* [Request]: Copy every line of the data that includes the string "application".

* [Information supplied]:
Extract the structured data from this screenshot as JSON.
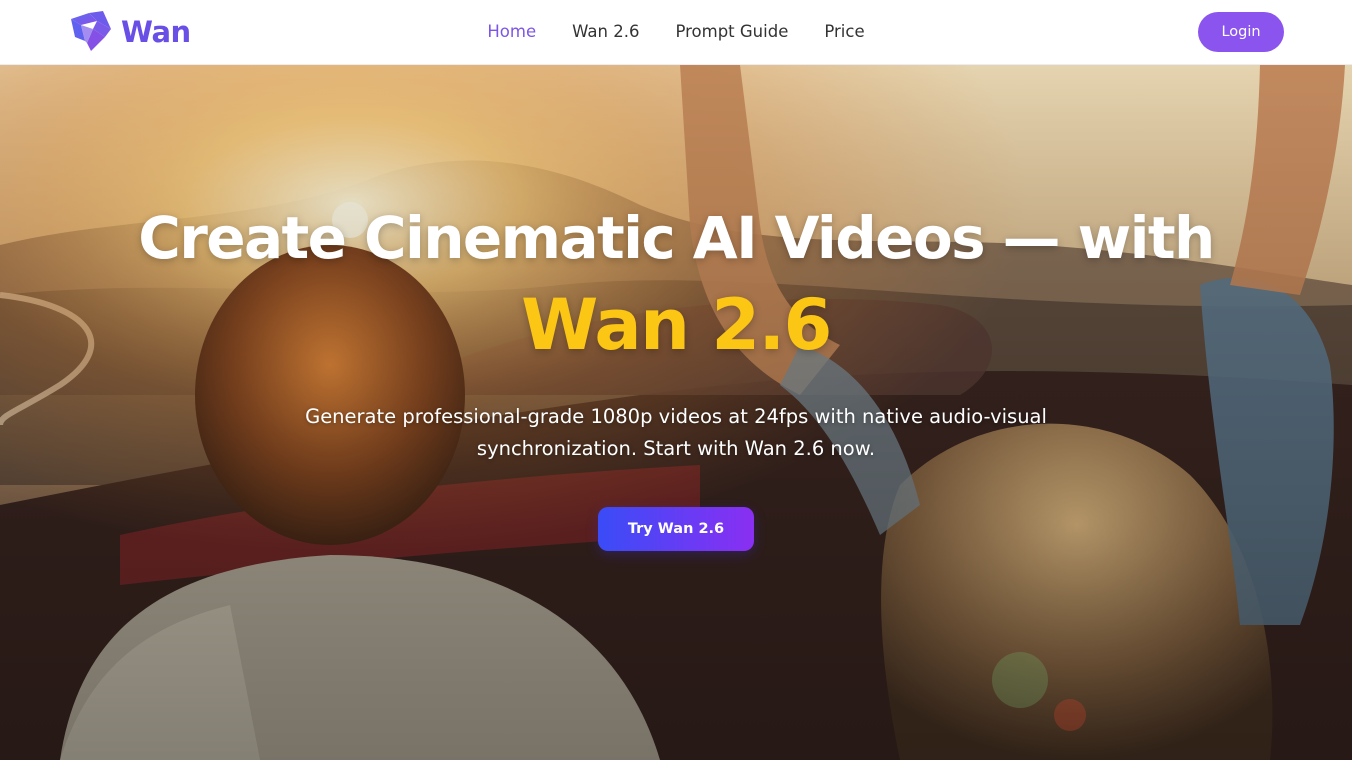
{
  "brand": {
    "name": "Wan",
    "logo_icon": "wan-logo-icon",
    "color": "#6a4fe6"
  },
  "nav": {
    "items": [
      {
        "label": "Home",
        "active": true
      },
      {
        "label": "Wan 2.6",
        "active": false
      },
      {
        "label": "Prompt Guide",
        "active": false
      },
      {
        "label": "Price",
        "active": false
      }
    ],
    "active_color": "#7c55e6",
    "login_label": "Login",
    "login_color": "#8b54ee"
  },
  "hero": {
    "background": "photo-couple-in-convertible-at-sunset",
    "title": "Create Cinematic AI Videos — with",
    "title_accent": "Wan 2.6",
    "accent_color": "#fcc614",
    "subtitle": "Generate professional-grade 1080p videos at 24fps with native audio-visual synchronization. Start with Wan 2.6 now.",
    "cta_label": "Try Wan 2.6",
    "cta_gradient": [
      "#3a4cf7",
      "#8a2ff2"
    ]
  }
}
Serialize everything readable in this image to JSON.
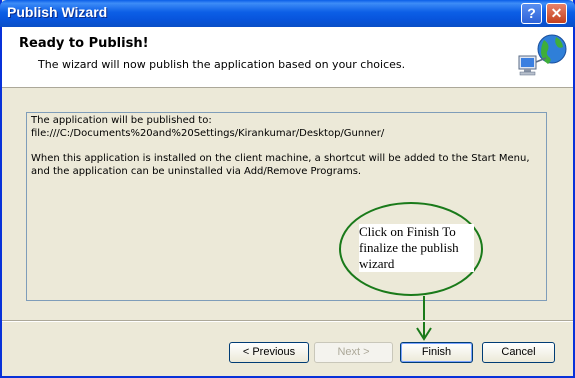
{
  "window": {
    "title": "Publish Wizard"
  },
  "titlebar": {
    "help_label": "?",
    "close_label": "✕"
  },
  "header": {
    "title": "Ready to Publish!",
    "subtitle": "The wizard will now publish the application based on your choices.",
    "icon": "network-globe-icon"
  },
  "content": {
    "line1": "The application will be published to:",
    "line2": "file:///C:/Documents%20and%20Settings/Kirankumar/Desktop/Gunner/",
    "paragraph": "When this application is installed on the client machine, a shortcut will be added to the Start Menu, and the application can be uninstalled via Add/Remove Programs."
  },
  "annotation": {
    "text": "Click on Finish To finalize the publish wizard",
    "color": "#1a7a1a"
  },
  "buttons": {
    "previous": "< Previous",
    "next": "Next >",
    "finish": "Finish",
    "cancel": "Cancel"
  },
  "colors": {
    "title_bar": "#0a5ee8",
    "window_bg": "#ece9d8",
    "annotation": "#1a7a1a"
  }
}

* [The result]:
    "subtitle": "The wizard will now publish the application based on your choices.",
    "line1": "The application will be published to:",
    "paragraph": "When this application is installed on the client machine, a shortcut will be added to the Start Menu, and the application can be uninstalled via Add/Remove Programs."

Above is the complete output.